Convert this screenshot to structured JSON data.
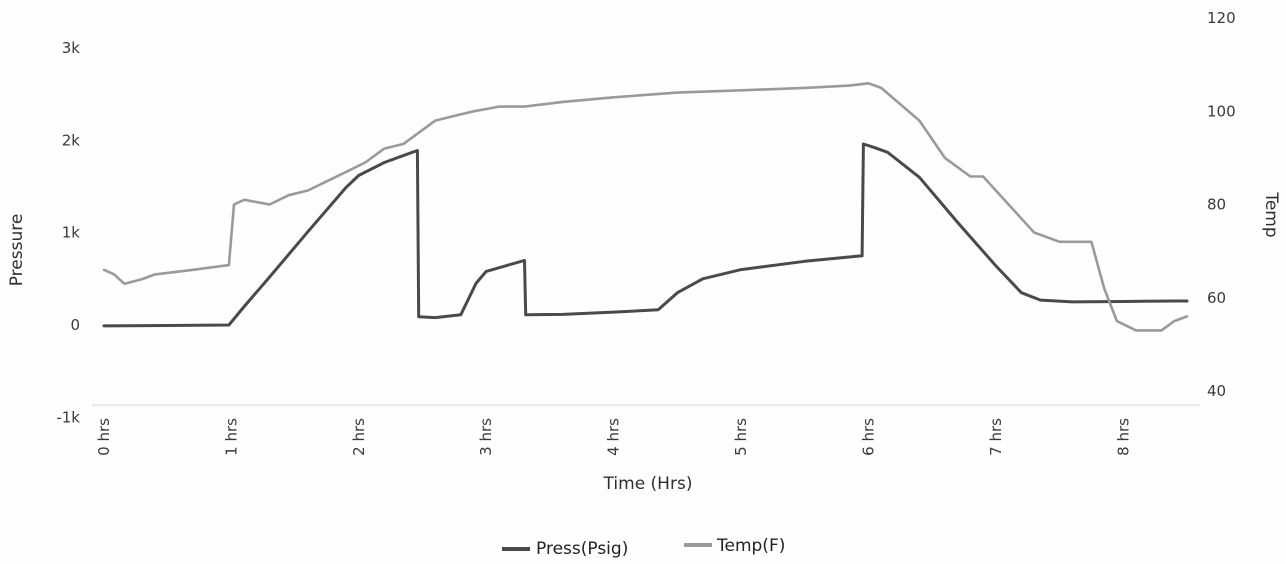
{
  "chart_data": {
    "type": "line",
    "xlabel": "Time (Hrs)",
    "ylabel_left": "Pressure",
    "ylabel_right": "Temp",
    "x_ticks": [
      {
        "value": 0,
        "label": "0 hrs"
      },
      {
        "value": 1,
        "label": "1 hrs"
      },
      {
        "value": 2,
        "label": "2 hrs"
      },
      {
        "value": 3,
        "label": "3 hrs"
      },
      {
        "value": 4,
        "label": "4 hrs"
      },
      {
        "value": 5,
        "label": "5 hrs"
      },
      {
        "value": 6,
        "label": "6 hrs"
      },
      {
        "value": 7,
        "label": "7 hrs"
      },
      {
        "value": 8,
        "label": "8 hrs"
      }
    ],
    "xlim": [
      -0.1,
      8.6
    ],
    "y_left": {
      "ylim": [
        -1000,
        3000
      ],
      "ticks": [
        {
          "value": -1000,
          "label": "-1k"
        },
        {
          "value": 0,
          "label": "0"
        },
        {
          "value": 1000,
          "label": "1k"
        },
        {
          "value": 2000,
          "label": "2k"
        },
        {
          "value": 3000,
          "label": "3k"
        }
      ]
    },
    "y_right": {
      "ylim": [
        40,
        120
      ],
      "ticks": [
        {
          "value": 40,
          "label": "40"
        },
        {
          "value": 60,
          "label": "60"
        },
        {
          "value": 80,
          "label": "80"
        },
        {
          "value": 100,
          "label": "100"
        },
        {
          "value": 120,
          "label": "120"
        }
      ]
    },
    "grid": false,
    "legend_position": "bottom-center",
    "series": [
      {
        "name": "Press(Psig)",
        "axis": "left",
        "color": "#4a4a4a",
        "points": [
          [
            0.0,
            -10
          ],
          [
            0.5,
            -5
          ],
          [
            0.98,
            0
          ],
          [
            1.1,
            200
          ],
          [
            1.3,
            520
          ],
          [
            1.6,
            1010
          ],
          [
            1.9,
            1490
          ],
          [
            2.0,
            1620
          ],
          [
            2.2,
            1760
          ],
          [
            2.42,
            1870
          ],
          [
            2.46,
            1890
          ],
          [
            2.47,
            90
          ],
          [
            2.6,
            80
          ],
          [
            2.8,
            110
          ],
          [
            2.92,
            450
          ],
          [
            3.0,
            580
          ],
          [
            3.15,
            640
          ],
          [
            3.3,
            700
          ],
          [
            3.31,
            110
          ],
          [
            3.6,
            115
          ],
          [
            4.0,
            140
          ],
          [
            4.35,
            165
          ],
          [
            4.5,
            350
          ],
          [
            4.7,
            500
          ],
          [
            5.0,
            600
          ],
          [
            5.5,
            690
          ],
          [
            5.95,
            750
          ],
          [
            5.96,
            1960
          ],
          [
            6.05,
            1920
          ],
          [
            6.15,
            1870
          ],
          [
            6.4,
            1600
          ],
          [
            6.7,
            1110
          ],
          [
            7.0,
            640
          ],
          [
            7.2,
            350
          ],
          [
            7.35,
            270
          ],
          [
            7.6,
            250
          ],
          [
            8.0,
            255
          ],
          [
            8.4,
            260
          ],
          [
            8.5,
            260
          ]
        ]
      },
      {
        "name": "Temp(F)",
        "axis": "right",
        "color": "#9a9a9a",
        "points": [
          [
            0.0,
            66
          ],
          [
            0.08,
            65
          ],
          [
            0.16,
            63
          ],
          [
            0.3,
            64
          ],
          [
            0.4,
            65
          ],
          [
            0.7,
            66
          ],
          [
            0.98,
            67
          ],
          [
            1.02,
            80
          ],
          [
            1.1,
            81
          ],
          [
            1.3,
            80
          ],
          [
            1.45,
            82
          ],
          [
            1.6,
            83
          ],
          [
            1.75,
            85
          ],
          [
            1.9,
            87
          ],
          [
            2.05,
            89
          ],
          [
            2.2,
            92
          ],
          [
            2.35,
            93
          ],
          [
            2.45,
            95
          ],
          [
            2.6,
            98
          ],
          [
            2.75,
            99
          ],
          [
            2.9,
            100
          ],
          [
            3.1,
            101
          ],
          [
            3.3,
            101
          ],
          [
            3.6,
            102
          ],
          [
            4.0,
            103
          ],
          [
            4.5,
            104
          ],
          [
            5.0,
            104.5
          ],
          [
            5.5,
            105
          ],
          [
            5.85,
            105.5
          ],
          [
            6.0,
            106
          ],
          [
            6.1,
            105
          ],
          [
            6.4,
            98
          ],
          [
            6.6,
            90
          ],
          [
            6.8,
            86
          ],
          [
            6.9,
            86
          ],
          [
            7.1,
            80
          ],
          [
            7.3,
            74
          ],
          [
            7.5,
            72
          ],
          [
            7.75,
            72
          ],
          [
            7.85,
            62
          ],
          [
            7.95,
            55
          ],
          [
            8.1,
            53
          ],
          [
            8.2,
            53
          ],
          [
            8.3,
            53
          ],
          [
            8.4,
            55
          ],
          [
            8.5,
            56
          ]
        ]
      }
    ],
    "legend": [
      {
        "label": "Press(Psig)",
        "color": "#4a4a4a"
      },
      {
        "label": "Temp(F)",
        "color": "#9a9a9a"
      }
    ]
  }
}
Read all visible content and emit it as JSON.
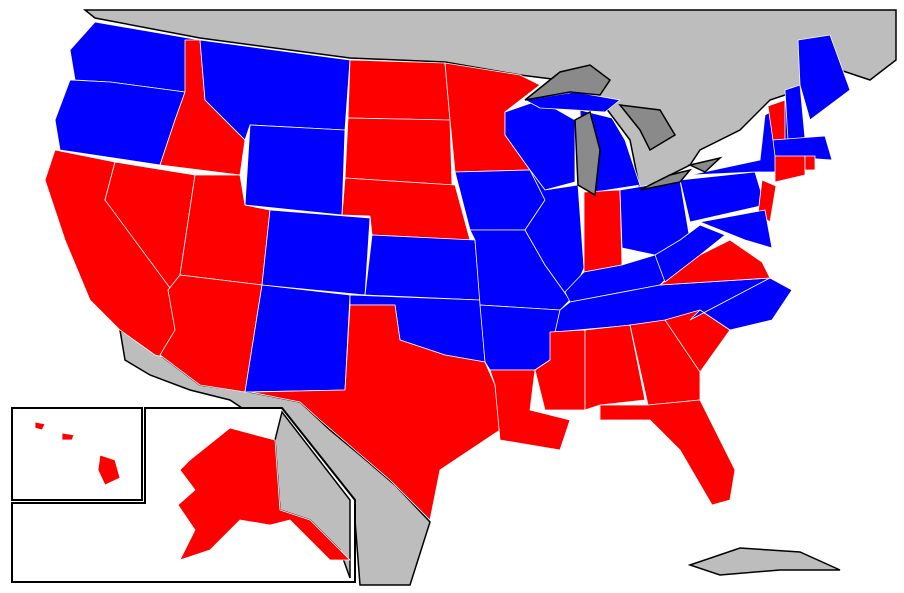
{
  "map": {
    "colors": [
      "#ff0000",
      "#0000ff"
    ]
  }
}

Written instruction: Output the entries above exactly. Drop the pictures.

Result:
Convert this screenshot to structured JSON data.
{
  "chart_data": {
    "type": "line",
    "xlabel": "Time (Hrs)",
    "ylabel_left": "Pressure",
    "ylabel_right": "Temp",
    "x_ticks": [
      {
        "value": 0,
        "label": "0 hrs"
      },
      {
        "value": 1,
        "label": "1 hrs"
      },
      {
        "value": 2,
        "label": "2 hrs"
      },
      {
        "value": 3,
        "label": "3 hrs"
      },
      {
        "value": 4,
        "label": "4 hrs"
      },
      {
        "value": 5,
        "label": "5 hrs"
      },
      {
        "value": 6,
        "label": "6 hrs"
      },
      {
        "value": 7,
        "label": "7 hrs"
      },
      {
        "value": 8,
        "label": "8 hrs"
      }
    ],
    "xlim": [
      -0.1,
      8.6
    ],
    "y_left": {
      "ylim": [
        -1000,
        3000
      ],
      "ticks": [
        {
          "value": -1000,
          "label": "-1k"
        },
        {
          "value": 0,
          "label": "0"
        },
        {
          "value": 1000,
          "label": "1k"
        },
        {
          "value": 2000,
          "label": "2k"
        },
        {
          "value": 3000,
          "label": "3k"
        }
      ]
    },
    "y_right": {
      "ylim": [
        40,
        120
      ],
      "ticks": [
        {
          "value": 40,
          "label": "40"
        },
        {
          "value": 60,
          "label": "60"
        },
        {
          "value": 80,
          "label": "80"
        },
        {
          "value": 100,
          "label": "100"
        },
        {
          "value": 120,
          "label": "120"
        }
      ]
    },
    "grid": false,
    "legend_position": "bottom-center",
    "series": [
      {
        "name": "Press(Psig)",
        "axis": "left",
        "color": "#4a4a4a",
        "points": [
          [
            0.0,
            -10
          ],
          [
            0.5,
            -5
          ],
          [
            0.98,
            0
          ],
          [
            1.1,
            200
          ],
          [
            1.3,
            520
          ],
          [
            1.6,
            1010
          ],
          [
            1.9,
            1490
          ],
          [
            2.0,
            1620
          ],
          [
            2.2,
            1760
          ],
          [
            2.42,
            1870
          ],
          [
            2.46,
            1890
          ],
          [
            2.47,
            90
          ],
          [
            2.6,
            80
          ],
          [
            2.8,
            110
          ],
          [
            2.92,
            450
          ],
          [
            3.0,
            580
          ],
          [
            3.15,
            640
          ],
          [
            3.3,
            700
          ],
          [
            3.31,
            110
          ],
          [
            3.6,
            115
          ],
          [
            4.0,
            140
          ],
          [
            4.35,
            165
          ],
          [
            4.5,
            350
          ],
          [
            4.7,
            500
          ],
          [
            5.0,
            600
          ],
          [
            5.5,
            690
          ],
          [
            5.95,
            750
          ],
          [
            5.96,
            1960
          ],
          [
            6.05,
            1920
          ],
          [
            6.15,
            1870
          ],
          [
            6.4,
            1600
          ],
          [
            6.7,
            1110
          ],
          [
            7.0,
            640
          ],
          [
            7.2,
            350
          ],
          [
            7.35,
            270
          ],
          [
            7.6,
            250
          ],
          [
            8.0,
            255
          ],
          [
            8.4,
            260
          ],
          [
            8.5,
            260
          ]
        ]
      },
      {
        "name": "Temp(F)",
        "axis": "right",
        "color": "#9a9a9a",
        "points": [
          [
            0.0,
            66
          ],
          [
            0.08,
            65
          ],
          [
            0.16,
            63
          ],
          [
            0.3,
            64
          ],
          [
            0.4,
            65
          ],
          [
            0.7,
            66
          ],
          [
            0.98,
            67
          ],
          [
            1.02,
            80
          ],
          [
            1.1,
            81
          ],
          [
            1.3,
            80
          ],
          [
            1.45,
            82
          ],
          [
            1.6,
            83
          ],
          [
            1.75,
            85
          ],
          [
            1.9,
            87
          ],
          [
            2.05,
            89
          ],
          [
            2.2,
            92
          ],
          [
            2.35,
            93
          ],
          [
            2.45,
            95
          ],
          [
            2.6,
            98
          ],
          [
            2.75,
            99
          ],
          [
            2.9,
            100
          ],
          [
            3.1,
            101
          ],
          [
            3.3,
            101
          ],
          [
            3.6,
            102
          ],
          [
            4.0,
            103
          ],
          [
            4.5,
            104
          ],
          [
            5.0,
            104.5
          ],
          [
            5.5,
            105
          ],
          [
            5.85,
            105.5
          ],
          [
            6.0,
            106
          ],
          [
            6.1,
            105
          ],
          [
            6.4,
            98
          ],
          [
            6.6,
            90
          ],
          [
            6.8,
            86
          ],
          [
            6.9,
            86
          ],
          [
            7.1,
            80
          ],
          [
            7.3,
            74
          ],
          [
            7.5,
            72
          ],
          [
            7.75,
            72
          ],
          [
            7.85,
            62
          ],
          [
            7.95,
            55
          ],
          [
            8.1,
            53
          ],
          [
            8.2,
            53
          ],
          [
            8.3,
            53
          ],
          [
            8.4,
            55
          ],
          [
            8.5,
            56
          ]
        ]
      }
    ],
    "legend": [
      {
        "label": "Press(Psig)",
        "color": "#4a4a4a"
      },
      {
        "label": "Temp(F)",
        "color": "#9a9a9a"
      }
    ]
  }
}
Read all visible content and emit it as JSON.
{
  "map": {
    "colors": [
      "#ff0000",
      "#0000ff"
    ]
  }
}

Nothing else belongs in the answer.